TO DO: In the listing below, find every line containing "Uncertain" and copy it out.

SUPPLIED RECORDS:
• • • • • • •
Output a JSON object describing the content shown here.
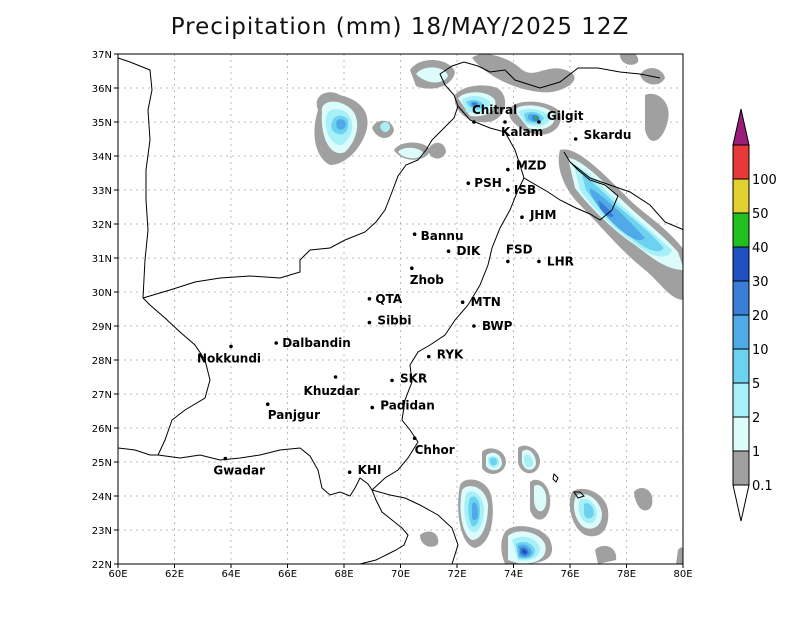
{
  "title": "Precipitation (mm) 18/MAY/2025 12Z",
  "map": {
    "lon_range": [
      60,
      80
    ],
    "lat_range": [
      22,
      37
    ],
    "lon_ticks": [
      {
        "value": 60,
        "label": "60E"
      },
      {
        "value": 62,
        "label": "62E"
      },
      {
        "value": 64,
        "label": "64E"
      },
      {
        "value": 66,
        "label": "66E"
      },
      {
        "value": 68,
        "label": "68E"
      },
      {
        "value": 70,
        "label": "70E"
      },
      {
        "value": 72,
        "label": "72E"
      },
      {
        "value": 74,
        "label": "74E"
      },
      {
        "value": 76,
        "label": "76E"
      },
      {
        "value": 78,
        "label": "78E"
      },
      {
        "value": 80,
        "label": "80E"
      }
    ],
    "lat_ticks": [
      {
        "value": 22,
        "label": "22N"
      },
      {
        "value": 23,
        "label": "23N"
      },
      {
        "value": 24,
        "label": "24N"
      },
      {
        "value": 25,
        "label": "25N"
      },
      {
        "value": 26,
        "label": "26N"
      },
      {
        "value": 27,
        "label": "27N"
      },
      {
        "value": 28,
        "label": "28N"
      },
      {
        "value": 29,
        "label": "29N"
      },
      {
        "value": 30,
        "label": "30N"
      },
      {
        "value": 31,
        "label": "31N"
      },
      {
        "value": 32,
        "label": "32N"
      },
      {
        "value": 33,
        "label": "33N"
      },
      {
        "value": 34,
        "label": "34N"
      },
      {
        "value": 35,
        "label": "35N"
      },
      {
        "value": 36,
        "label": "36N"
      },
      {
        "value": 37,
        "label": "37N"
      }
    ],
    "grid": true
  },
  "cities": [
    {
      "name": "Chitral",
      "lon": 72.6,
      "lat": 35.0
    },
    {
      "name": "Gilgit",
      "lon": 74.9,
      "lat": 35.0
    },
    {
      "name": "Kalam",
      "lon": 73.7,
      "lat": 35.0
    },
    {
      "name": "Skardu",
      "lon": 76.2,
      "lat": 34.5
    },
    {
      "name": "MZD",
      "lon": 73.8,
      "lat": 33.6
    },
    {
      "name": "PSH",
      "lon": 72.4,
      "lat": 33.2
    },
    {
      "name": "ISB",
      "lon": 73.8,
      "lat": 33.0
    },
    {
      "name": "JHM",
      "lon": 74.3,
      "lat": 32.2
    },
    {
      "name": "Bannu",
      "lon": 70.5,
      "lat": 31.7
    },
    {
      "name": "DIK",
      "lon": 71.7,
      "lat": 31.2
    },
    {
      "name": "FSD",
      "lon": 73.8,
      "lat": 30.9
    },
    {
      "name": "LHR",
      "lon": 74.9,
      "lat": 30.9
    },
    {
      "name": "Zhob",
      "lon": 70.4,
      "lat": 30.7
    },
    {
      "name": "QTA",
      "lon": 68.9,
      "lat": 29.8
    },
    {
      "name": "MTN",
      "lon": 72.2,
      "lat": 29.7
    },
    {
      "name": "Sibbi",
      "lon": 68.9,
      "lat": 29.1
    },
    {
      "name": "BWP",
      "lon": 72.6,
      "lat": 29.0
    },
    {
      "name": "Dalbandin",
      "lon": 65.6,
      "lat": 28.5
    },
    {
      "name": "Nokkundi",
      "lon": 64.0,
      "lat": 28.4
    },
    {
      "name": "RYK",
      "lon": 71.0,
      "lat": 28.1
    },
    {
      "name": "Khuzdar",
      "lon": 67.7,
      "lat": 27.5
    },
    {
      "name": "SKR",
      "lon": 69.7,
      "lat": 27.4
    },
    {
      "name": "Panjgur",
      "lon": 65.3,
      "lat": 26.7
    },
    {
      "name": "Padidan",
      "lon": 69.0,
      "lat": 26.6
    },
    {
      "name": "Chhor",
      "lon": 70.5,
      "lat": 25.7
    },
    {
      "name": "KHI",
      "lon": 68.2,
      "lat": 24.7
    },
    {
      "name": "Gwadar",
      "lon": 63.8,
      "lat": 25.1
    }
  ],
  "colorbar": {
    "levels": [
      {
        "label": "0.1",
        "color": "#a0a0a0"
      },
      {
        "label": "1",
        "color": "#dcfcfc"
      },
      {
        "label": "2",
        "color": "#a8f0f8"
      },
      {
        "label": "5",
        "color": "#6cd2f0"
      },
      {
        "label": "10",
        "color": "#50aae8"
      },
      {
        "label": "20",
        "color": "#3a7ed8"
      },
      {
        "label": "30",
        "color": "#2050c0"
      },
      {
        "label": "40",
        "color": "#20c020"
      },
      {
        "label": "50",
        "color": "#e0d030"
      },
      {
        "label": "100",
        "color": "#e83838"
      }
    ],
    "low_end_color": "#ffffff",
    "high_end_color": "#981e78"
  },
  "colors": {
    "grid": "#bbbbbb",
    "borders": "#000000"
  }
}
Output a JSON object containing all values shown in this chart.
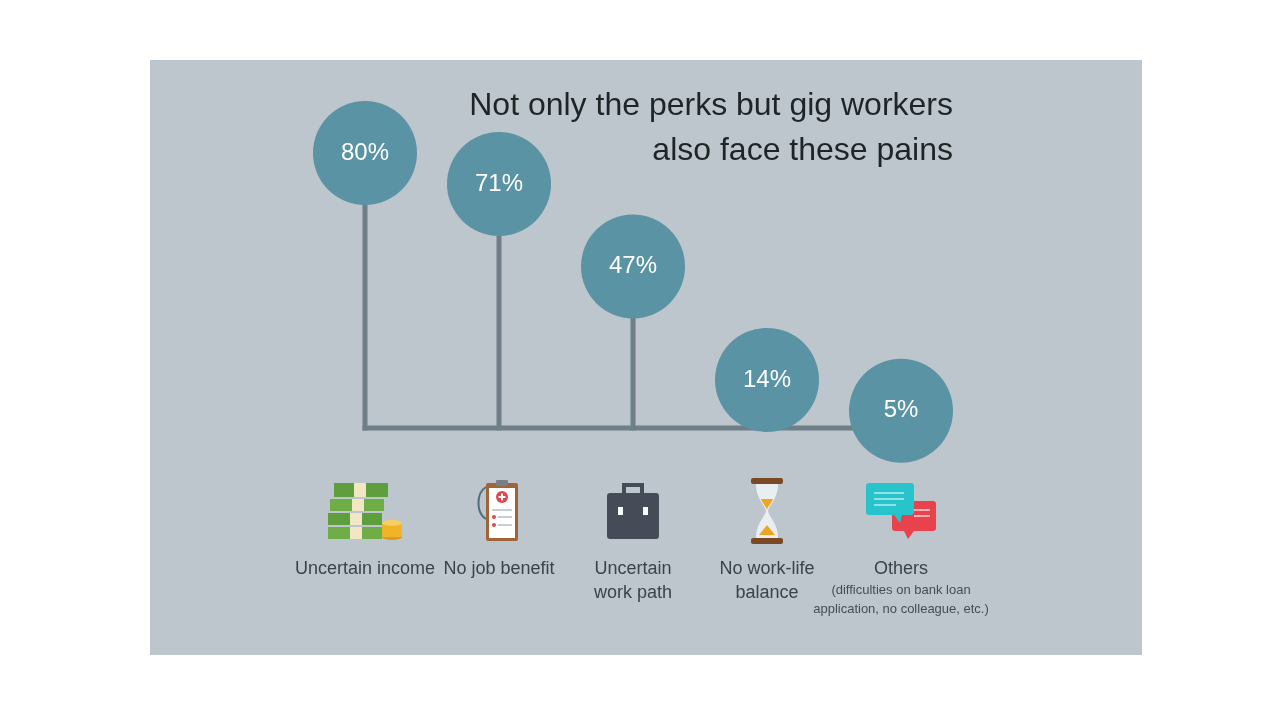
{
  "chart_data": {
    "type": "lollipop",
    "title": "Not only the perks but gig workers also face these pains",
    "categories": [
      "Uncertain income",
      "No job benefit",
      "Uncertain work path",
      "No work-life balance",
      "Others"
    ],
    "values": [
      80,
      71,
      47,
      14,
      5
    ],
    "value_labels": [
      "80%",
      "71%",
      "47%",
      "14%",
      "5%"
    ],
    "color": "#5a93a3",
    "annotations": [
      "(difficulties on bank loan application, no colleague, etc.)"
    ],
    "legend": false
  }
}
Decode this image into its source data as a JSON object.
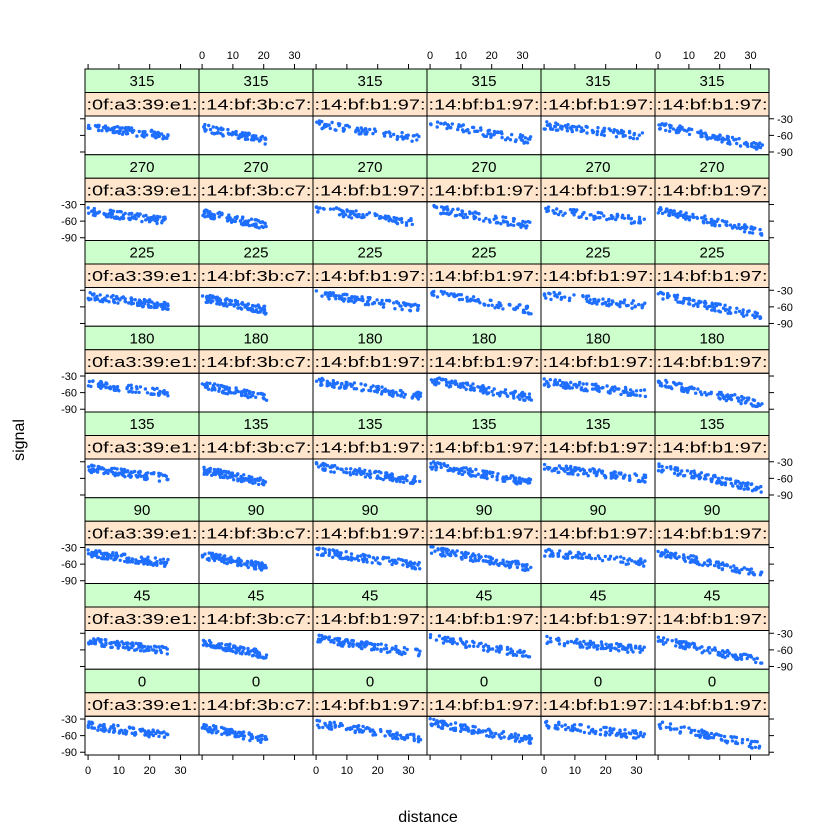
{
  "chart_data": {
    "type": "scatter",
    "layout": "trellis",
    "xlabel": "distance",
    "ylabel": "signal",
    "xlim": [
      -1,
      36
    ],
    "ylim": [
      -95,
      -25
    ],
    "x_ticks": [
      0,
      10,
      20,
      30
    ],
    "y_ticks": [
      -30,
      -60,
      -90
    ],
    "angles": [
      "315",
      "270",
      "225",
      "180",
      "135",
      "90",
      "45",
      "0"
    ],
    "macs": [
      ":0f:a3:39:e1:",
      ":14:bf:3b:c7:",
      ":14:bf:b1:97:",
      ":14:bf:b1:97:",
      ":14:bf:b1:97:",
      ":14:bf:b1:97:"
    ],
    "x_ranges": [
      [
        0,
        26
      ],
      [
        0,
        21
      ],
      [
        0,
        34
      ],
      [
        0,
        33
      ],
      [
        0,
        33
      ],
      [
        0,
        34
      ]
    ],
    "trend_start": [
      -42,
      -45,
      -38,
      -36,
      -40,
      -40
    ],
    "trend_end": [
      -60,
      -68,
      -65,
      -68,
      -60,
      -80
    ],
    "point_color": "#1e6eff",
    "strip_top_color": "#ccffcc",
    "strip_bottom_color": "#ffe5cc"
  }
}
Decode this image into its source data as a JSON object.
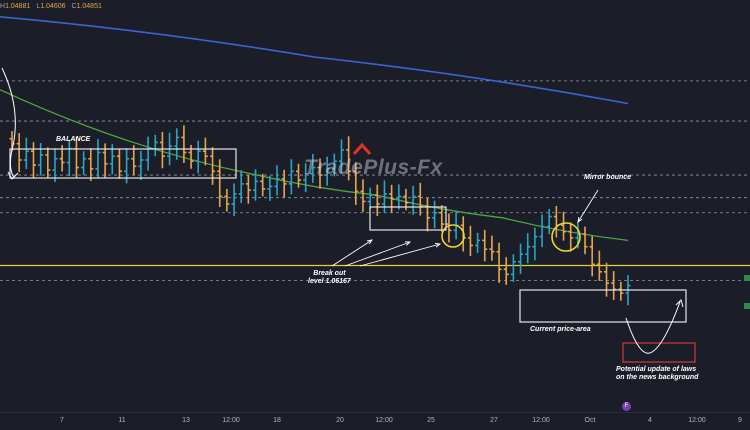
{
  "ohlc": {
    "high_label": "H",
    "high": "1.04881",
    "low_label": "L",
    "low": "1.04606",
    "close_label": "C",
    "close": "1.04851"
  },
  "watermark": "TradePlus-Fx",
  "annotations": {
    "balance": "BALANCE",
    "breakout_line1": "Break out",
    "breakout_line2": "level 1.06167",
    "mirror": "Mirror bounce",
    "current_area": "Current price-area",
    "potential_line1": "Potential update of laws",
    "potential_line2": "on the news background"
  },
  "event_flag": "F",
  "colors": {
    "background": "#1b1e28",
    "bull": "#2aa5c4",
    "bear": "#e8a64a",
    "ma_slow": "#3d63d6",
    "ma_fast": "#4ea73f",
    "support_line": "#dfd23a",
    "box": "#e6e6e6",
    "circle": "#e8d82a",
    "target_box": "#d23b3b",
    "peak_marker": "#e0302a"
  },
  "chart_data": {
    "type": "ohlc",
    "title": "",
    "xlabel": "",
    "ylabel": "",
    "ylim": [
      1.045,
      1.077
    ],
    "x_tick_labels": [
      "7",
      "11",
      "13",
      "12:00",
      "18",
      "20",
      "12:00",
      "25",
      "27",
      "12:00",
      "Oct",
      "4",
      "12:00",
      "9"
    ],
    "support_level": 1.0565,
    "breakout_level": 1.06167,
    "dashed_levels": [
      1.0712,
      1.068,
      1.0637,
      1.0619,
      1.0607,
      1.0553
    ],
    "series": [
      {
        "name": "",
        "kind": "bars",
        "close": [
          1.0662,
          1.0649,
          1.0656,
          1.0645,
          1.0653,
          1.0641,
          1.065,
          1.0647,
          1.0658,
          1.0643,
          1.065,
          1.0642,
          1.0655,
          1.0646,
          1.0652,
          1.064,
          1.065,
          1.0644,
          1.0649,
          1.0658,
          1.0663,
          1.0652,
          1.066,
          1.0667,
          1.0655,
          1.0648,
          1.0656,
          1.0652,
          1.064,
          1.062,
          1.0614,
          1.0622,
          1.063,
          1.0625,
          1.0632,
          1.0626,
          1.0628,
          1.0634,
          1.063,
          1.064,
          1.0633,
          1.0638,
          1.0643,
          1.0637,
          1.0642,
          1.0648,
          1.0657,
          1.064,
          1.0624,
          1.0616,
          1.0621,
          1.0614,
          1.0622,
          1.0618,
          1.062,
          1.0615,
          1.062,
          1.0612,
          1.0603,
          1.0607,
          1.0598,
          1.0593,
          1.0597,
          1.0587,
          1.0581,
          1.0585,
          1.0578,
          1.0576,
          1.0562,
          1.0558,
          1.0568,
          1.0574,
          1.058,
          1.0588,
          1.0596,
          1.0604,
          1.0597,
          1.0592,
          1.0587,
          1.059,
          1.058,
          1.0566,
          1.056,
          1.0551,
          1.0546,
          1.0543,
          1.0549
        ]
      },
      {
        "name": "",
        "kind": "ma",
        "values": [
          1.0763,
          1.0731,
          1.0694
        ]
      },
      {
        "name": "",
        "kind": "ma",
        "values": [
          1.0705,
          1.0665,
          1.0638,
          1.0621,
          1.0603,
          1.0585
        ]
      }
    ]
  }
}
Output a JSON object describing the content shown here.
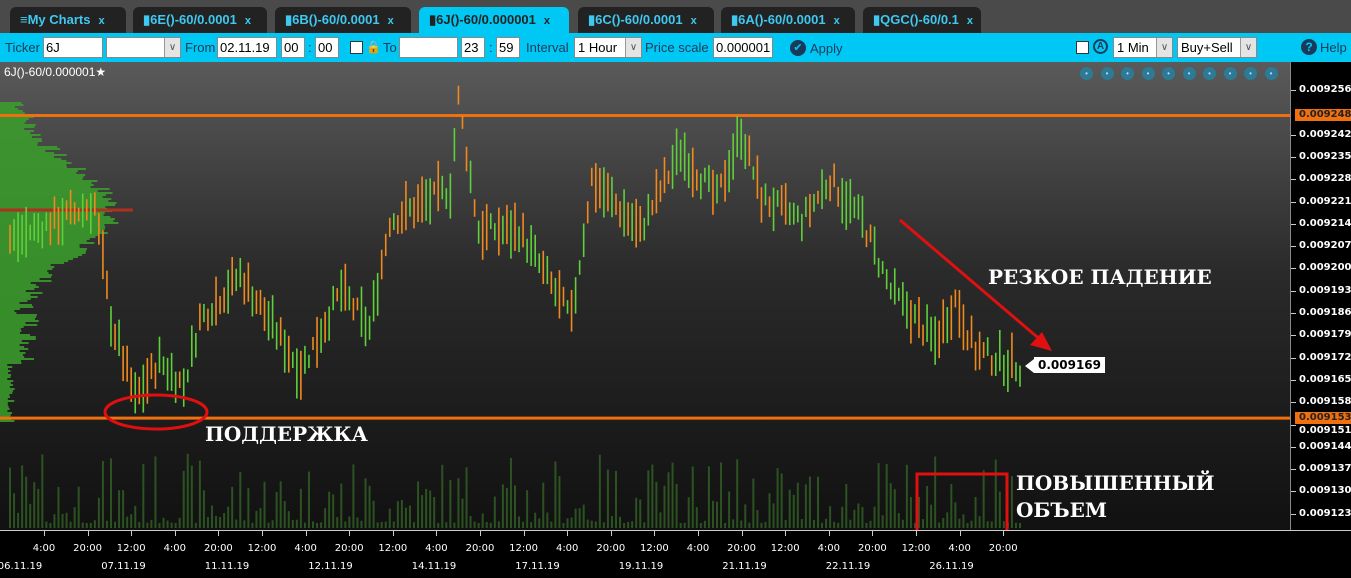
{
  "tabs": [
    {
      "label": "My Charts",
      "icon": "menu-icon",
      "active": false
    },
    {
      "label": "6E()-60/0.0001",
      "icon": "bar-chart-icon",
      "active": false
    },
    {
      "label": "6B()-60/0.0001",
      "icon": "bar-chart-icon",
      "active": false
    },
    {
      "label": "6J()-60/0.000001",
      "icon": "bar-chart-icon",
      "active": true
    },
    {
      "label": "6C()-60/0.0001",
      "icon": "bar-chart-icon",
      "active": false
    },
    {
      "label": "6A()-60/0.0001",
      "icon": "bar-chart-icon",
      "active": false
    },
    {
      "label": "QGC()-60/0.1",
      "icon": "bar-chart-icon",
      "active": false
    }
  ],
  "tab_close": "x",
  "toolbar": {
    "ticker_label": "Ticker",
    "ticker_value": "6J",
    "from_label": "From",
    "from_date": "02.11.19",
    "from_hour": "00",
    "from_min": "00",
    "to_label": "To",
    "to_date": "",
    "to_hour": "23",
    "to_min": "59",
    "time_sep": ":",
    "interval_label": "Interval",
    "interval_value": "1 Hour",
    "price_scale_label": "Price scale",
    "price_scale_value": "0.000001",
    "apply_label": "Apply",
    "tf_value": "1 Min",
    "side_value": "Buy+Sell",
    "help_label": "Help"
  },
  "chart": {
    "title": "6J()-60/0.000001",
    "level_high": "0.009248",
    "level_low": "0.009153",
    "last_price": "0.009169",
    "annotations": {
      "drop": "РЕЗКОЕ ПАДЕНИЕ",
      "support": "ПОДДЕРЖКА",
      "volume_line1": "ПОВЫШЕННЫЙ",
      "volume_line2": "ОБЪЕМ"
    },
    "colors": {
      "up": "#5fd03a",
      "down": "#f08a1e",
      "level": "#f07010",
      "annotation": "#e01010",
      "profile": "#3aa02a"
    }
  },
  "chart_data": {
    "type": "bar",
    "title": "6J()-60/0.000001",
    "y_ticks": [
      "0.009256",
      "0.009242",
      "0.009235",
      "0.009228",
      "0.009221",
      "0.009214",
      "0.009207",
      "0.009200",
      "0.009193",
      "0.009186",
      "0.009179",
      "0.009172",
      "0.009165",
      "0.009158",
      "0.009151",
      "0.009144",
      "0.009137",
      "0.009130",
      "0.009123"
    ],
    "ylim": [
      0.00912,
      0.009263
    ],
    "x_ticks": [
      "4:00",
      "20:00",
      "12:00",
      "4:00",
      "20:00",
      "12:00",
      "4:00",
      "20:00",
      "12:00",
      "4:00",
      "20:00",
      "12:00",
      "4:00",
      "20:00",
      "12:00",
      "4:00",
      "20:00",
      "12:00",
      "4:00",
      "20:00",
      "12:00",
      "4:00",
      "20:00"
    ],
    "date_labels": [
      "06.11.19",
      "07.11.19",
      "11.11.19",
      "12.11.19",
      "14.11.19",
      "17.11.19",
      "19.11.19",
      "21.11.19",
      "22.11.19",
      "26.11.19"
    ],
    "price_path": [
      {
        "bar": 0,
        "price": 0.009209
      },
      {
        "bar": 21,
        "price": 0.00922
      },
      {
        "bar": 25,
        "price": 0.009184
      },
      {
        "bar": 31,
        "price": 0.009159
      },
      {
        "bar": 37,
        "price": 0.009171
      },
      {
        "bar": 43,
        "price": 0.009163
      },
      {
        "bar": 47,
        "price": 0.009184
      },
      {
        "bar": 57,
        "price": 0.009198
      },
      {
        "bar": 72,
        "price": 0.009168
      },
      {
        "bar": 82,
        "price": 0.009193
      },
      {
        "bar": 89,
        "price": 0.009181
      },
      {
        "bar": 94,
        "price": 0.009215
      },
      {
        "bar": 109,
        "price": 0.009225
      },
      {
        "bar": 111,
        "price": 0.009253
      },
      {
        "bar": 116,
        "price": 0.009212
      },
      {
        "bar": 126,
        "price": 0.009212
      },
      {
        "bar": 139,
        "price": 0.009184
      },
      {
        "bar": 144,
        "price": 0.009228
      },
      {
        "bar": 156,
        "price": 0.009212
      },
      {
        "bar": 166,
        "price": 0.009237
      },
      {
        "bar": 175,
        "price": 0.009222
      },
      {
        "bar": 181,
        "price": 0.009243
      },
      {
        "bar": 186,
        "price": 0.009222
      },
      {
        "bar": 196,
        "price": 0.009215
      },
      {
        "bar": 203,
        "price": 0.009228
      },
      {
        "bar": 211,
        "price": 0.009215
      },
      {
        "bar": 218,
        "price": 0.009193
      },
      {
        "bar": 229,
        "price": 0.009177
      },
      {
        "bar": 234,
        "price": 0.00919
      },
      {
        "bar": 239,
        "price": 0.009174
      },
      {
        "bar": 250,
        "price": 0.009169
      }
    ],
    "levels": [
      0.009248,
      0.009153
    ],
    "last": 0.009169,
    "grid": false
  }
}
• • • • • • •
RESULT FOR THIS EXERCISE:
      "Uncertain income",
      "Uncertain work path",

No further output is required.